* _Given task_
Restate every entry word for word.
** BEGIN Extracted entries **
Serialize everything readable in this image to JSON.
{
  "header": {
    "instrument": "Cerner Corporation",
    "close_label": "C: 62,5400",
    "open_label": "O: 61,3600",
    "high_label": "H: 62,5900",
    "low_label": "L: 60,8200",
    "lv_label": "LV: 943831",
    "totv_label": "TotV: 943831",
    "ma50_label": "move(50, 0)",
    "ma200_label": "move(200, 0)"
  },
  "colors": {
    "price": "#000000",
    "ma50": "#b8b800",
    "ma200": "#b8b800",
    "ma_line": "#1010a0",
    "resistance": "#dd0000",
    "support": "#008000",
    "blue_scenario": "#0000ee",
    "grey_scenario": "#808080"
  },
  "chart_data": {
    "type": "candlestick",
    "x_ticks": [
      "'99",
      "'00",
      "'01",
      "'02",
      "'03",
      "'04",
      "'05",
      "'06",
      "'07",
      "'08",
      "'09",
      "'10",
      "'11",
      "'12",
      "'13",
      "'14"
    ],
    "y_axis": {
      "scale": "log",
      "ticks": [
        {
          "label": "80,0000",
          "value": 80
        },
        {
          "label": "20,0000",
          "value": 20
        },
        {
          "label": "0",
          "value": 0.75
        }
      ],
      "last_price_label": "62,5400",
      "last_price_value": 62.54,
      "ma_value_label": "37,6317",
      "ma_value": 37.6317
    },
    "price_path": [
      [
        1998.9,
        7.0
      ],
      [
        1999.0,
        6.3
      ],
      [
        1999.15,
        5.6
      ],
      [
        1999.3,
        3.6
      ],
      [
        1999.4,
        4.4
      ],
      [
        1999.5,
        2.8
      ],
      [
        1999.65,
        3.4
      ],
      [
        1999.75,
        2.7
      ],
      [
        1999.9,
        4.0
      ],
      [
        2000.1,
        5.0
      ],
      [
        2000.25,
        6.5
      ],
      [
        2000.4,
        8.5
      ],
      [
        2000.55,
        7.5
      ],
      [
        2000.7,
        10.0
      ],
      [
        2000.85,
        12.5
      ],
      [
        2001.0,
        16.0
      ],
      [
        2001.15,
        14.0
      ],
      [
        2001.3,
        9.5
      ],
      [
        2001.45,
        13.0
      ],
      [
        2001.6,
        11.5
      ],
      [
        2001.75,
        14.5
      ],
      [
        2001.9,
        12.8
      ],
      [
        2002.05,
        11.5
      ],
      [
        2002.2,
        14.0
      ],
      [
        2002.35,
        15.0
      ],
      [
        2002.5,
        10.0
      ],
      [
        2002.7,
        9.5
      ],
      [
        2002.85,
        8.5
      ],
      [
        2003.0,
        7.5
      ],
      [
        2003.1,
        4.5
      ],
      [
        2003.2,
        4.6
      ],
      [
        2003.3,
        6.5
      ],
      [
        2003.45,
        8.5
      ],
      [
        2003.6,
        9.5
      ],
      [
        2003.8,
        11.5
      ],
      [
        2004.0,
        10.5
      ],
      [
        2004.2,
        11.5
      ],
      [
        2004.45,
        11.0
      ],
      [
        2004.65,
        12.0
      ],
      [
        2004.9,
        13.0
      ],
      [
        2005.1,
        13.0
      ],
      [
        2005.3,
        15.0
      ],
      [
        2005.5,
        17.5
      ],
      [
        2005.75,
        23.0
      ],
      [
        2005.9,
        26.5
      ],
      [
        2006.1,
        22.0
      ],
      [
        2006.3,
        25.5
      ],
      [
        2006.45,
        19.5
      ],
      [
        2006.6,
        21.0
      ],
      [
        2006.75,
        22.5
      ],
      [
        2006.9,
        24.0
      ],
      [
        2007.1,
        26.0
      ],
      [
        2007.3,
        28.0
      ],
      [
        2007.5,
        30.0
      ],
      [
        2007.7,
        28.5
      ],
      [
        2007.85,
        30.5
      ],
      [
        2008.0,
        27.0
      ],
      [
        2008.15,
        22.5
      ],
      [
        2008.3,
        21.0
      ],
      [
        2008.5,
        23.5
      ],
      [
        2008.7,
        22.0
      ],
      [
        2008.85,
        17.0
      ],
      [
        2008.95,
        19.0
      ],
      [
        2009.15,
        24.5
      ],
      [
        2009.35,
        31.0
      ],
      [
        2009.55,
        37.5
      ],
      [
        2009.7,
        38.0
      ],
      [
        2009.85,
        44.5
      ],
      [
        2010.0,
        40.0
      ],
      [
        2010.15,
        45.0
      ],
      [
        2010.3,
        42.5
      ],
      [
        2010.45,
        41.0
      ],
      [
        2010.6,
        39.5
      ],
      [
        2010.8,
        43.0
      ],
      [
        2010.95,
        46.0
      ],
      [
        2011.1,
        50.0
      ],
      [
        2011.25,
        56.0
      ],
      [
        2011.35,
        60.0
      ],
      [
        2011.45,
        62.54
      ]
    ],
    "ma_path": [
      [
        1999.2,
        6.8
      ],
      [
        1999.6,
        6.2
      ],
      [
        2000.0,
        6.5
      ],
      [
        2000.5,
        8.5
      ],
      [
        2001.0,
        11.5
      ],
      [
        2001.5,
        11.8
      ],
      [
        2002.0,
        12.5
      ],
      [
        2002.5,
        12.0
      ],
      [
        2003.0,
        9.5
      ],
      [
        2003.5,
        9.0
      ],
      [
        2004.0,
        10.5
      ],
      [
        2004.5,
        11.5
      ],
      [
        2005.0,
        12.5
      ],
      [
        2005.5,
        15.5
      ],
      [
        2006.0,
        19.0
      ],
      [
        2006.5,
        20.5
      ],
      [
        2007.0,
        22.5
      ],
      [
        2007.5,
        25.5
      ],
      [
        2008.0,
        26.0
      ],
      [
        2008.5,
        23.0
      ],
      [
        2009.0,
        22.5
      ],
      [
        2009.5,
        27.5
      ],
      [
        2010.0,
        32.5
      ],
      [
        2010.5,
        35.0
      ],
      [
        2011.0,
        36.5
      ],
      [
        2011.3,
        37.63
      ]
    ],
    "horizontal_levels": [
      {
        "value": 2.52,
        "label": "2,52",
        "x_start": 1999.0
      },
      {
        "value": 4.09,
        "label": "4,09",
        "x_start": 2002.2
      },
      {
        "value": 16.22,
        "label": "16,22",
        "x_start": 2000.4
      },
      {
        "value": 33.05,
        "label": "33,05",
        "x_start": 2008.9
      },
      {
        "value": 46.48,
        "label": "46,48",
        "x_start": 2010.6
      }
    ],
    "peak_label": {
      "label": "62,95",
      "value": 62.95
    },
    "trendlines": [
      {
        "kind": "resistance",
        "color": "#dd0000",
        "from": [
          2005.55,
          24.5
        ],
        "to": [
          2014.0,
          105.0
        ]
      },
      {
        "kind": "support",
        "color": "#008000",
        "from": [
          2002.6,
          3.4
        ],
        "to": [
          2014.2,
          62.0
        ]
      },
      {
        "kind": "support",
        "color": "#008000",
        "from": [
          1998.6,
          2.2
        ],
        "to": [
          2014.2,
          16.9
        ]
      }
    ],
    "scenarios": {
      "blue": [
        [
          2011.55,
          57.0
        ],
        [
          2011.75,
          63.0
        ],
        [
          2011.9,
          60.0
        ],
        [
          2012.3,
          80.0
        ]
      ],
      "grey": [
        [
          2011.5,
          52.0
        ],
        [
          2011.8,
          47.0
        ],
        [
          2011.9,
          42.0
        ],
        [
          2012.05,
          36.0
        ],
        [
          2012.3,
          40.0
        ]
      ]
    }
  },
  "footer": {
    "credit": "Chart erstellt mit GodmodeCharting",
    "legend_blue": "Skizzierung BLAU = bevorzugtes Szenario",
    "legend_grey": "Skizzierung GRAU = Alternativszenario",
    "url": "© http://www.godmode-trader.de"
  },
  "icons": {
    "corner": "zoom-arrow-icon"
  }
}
** END Extracted entries **
* _The completed task_
Serialize everything readable in this image to JSON.
{
  "header": {
    "instrument": "Cerner Corporation",
    "close_label": "C: 62,5400",
    "open_label": "O: 61,3600",
    "high_label": "H: 62,5900",
    "low_label": "L: 60,8200",
    "lv_label": "LV: 943831",
    "totv_label": "TotV: 943831",
    "ma50_label": "move(50, 0)",
    "ma200_label": "move(200, 0)"
  },
  "colors": {
    "price": "#000000",
    "ma50": "#b8b800",
    "ma200": "#b8b800",
    "ma_line": "#1010a0",
    "resistance": "#dd0000",
    "support": "#008000",
    "blue_scenario": "#0000ee",
    "grey_scenario": "#808080"
  },
  "chart_data": {
    "type": "candlestick",
    "x_ticks": [
      "'99",
      "'00",
      "'01",
      "'02",
      "'03",
      "'04",
      "'05",
      "'06",
      "'07",
      "'08",
      "'09",
      "'10",
      "'11",
      "'12",
      "'13",
      "'14"
    ],
    "y_axis": {
      "scale": "log",
      "ticks": [
        {
          "label": "80,0000",
          "value": 80
        },
        {
          "label": "20,0000",
          "value": 20
        },
        {
          "label": "0",
          "value": 0.75
        }
      ],
      "last_price_label": "62,5400",
      "last_price_value": 62.54,
      "ma_value_label": "37,6317",
      "ma_value": 37.6317
    },
    "price_path": [
      [
        1998.9,
        7.0
      ],
      [
        1999.0,
        6.3
      ],
      [
        1999.15,
        5.6
      ],
      [
        1999.3,
        3.6
      ],
      [
        1999.4,
        4.4
      ],
      [
        1999.5,
        2.8
      ],
      [
        1999.65,
        3.4
      ],
      [
        1999.75,
        2.7
      ],
      [
        1999.9,
        4.0
      ],
      [
        2000.1,
        5.0
      ],
      [
        2000.25,
        6.5
      ],
      [
        2000.4,
        8.5
      ],
      [
        2000.55,
        7.5
      ],
      [
        2000.7,
        10.0
      ],
      [
        2000.85,
        12.5
      ],
      [
        2001.0,
        16.0
      ],
      [
        2001.15,
        14.0
      ],
      [
        2001.3,
        9.5
      ],
      [
        2001.45,
        13.0
      ],
      [
        2001.6,
        11.5
      ],
      [
        2001.75,
        14.5
      ],
      [
        2001.9,
        12.8
      ],
      [
        2002.05,
        11.5
      ],
      [
        2002.2,
        14.0
      ],
      [
        2002.35,
        15.0
      ],
      [
        2002.5,
        10.0
      ],
      [
        2002.7,
        9.5
      ],
      [
        2002.85,
        8.5
      ],
      [
        2003.0,
        7.5
      ],
      [
        2003.1,
        4.5
      ],
      [
        2003.2,
        4.6
      ],
      [
        2003.3,
        6.5
      ],
      [
        2003.45,
        8.5
      ],
      [
        2003.6,
        9.5
      ],
      [
        2003.8,
        11.5
      ],
      [
        2004.0,
        10.5
      ],
      [
        2004.2,
        11.5
      ],
      [
        2004.45,
        11.0
      ],
      [
        2004.65,
        12.0
      ],
      [
        2004.9,
        13.0
      ],
      [
        2005.1,
        13.0
      ],
      [
        2005.3,
        15.0
      ],
      [
        2005.5,
        17.5
      ],
      [
        2005.75,
        23.0
      ],
      [
        2005.9,
        26.5
      ],
      [
        2006.1,
        22.0
      ],
      [
        2006.3,
        25.5
      ],
      [
        2006.45,
        19.5
      ],
      [
        2006.6,
        21.0
      ],
      [
        2006.75,
        22.5
      ],
      [
        2006.9,
        24.0
      ],
      [
        2007.1,
        26.0
      ],
      [
        2007.3,
        28.0
      ],
      [
        2007.5,
        30.0
      ],
      [
        2007.7,
        28.5
      ],
      [
        2007.85,
        30.5
      ],
      [
        2008.0,
        27.0
      ],
      [
        2008.15,
        22.5
      ],
      [
        2008.3,
        21.0
      ],
      [
        2008.5,
        23.5
      ],
      [
        2008.7,
        22.0
      ],
      [
        2008.85,
        17.0
      ],
      [
        2008.95,
        19.0
      ],
      [
        2009.15,
        24.5
      ],
      [
        2009.35,
        31.0
      ],
      [
        2009.55,
        37.5
      ],
      [
        2009.7,
        38.0
      ],
      [
        2009.85,
        44.5
      ],
      [
        2010.0,
        40.0
      ],
      [
        2010.15,
        45.0
      ],
      [
        2010.3,
        42.5
      ],
      [
        2010.45,
        41.0
      ],
      [
        2010.6,
        39.5
      ],
      [
        2010.8,
        43.0
      ],
      [
        2010.95,
        46.0
      ],
      [
        2011.1,
        50.0
      ],
      [
        2011.25,
        56.0
      ],
      [
        2011.35,
        60.0
      ],
      [
        2011.45,
        62.54
      ]
    ],
    "ma_path": [
      [
        1999.2,
        6.8
      ],
      [
        1999.6,
        6.2
      ],
      [
        2000.0,
        6.5
      ],
      [
        2000.5,
        8.5
      ],
      [
        2001.0,
        11.5
      ],
      [
        2001.5,
        11.8
      ],
      [
        2002.0,
        12.5
      ],
      [
        2002.5,
        12.0
      ],
      [
        2003.0,
        9.5
      ],
      [
        2003.5,
        9.0
      ],
      [
        2004.0,
        10.5
      ],
      [
        2004.5,
        11.5
      ],
      [
        2005.0,
        12.5
      ],
      [
        2005.5,
        15.5
      ],
      [
        2006.0,
        19.0
      ],
      [
        2006.5,
        20.5
      ],
      [
        2007.0,
        22.5
      ],
      [
        2007.5,
        25.5
      ],
      [
        2008.0,
        26.0
      ],
      [
        2008.5,
        23.0
      ],
      [
        2009.0,
        22.5
      ],
      [
        2009.5,
        27.5
      ],
      [
        2010.0,
        32.5
      ],
      [
        2010.5,
        35.0
      ],
      [
        2011.0,
        36.5
      ],
      [
        2011.3,
        37.63
      ]
    ],
    "horizontal_levels": [
      {
        "value": 2.52,
        "label": "2,52",
        "x_start": 1999.0
      },
      {
        "value": 4.09,
        "label": "4,09",
        "x_start": 2002.2
      },
      {
        "value": 16.22,
        "label": "16,22",
        "x_start": 2000.4
      },
      {
        "value": 33.05,
        "label": "33,05",
        "x_start": 2008.9
      },
      {
        "value": 46.48,
        "label": "46,48",
        "x_start": 2010.6
      }
    ],
    "peak_label": {
      "label": "62,95",
      "value": 62.95
    },
    "trendlines": [
      {
        "kind": "resistance",
        "color": "#dd0000",
        "from": [
          2005.55,
          24.5
        ],
        "to": [
          2014.0,
          105.0
        ]
      },
      {
        "kind": "support",
        "color": "#008000",
        "from": [
          2002.6,
          3.4
        ],
        "to": [
          2014.2,
          62.0
        ]
      },
      {
        "kind": "support",
        "color": "#008000",
        "from": [
          1998.6,
          2.2
        ],
        "to": [
          2014.2,
          16.9
        ]
      }
    ],
    "scenarios": {
      "blue": [
        [
          2011.55,
          57.0
        ],
        [
          2011.75,
          63.0
        ],
        [
          2011.9,
          60.0
        ],
        [
          2012.3,
          80.0
        ]
      ],
      "grey": [
        [
          2011.5,
          52.0
        ],
        [
          2011.8,
          47.0
        ],
        [
          2011.9,
          42.0
        ],
        [
          2012.05,
          36.0
        ],
        [
          2012.3,
          40.0
        ]
      ]
    }
  },
  "footer": {
    "credit": "Chart erstellt mit GodmodeCharting",
    "legend_blue": "Skizzierung BLAU = bevorzugtes Szenario",
    "legend_grey": "Skizzierung GRAU = Alternativszenario",
    "url": "© http://www.godmode-trader.de"
  },
  "icons": {
    "corner": "zoom-arrow-icon"
  }
}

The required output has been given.